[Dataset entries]
** begin **
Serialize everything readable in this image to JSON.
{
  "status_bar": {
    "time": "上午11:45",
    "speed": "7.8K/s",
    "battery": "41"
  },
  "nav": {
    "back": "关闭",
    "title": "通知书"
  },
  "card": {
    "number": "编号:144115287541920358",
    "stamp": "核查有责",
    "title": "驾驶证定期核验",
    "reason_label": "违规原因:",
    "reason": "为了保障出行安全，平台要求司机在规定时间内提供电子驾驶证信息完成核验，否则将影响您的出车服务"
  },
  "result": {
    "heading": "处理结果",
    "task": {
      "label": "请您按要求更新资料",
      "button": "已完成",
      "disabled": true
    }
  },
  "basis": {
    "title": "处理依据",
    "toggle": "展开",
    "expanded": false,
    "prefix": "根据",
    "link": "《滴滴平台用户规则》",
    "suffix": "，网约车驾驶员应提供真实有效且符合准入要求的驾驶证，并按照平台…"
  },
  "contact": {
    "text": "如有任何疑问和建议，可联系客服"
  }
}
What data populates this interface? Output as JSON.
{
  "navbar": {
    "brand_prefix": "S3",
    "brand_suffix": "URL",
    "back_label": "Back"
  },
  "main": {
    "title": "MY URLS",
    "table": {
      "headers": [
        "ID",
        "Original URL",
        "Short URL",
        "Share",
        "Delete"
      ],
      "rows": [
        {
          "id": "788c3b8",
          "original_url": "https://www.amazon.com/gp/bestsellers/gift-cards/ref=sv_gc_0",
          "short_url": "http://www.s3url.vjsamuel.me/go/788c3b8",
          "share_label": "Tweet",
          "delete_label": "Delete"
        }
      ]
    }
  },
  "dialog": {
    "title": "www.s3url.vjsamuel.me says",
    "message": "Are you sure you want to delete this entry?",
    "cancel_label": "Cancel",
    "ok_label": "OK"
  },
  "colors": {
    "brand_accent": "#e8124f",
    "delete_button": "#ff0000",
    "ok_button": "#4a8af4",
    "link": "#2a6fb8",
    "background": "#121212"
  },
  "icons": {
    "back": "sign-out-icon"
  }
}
** end **
> TASK DESCRIPTION:
Extract all of the data above without altering anything.

> SOLUTION TO THIS TASK:
Serialize everything readable in this image to JSON.
{
  "status_bar": {
    "time": "上午11:45",
    "speed": "7.8K/s",
    "battery": "41"
  },
  "nav": {
    "back": "关闭",
    "title": "通知书"
  },
  "card": {
    "number": "编号:144115287541920358",
    "stamp": "核查有责",
    "title": "驾驶证定期核验",
    "reason_label": "违规原因:",
    "reason": "为了保障出行安全，平台要求司机在规定时间内提供电子驾驶证信息完成核验，否则将影响您的出车服务"
  },
  "result": {
    "heading": "处理结果",
    "task": {
      "label": "请您按要求更新资料",
      "button": "已完成",
      "disabled": true
    }
  },
  "basis": {
    "title": "处理依据",
    "toggle": "展开",
    "expanded": false,
    "prefix": "根据",
    "link": "《滴滴平台用户规则》",
    "suffix": "，网约车驾驶员应提供真实有效且符合准入要求的驾驶证，并按照平台…"
  },
  "contact": {
    "text": "如有任何疑问和建议，可联系客服"
  }
}
What data populates this interface? Output as JSON.
{
  "navbar": {
    "brand_prefix": "S3",
    "brand_suffix": "URL",
    "back_label": "Back"
  },
  "main": {
    "title": "MY URLS",
    "table": {
      "headers": [
        "ID",
        "Original URL",
        "Short URL",
        "Share",
        "Delete"
      ],
      "rows": [
        {
          "id": "788c3b8",
          "original_url": "https://www.amazon.com/gp/bestsellers/gift-cards/ref=sv_gc_0",
          "short_url": "http://www.s3url.vjsamuel.me/go/788c3b8",
          "share_label": "Tweet",
          "delete_label": "Delete"
        }
      ]
    }
  },
  "dialog": {
    "title": "www.s3url.vjsamuel.me says",
    "message": "Are you sure you want to delete this entry?",
    "cancel_label": "Cancel",
    "ok_label": "OK"
  },
  "colors": {
    "brand_accent": "#e8124f",
    "delete_button": "#ff0000",
    "ok_button": "#4a8af4",
    "link": "#2a6fb8",
    "background": "#121212"
  },
  "icons": {
    "back": "sign-out-icon"
  }
}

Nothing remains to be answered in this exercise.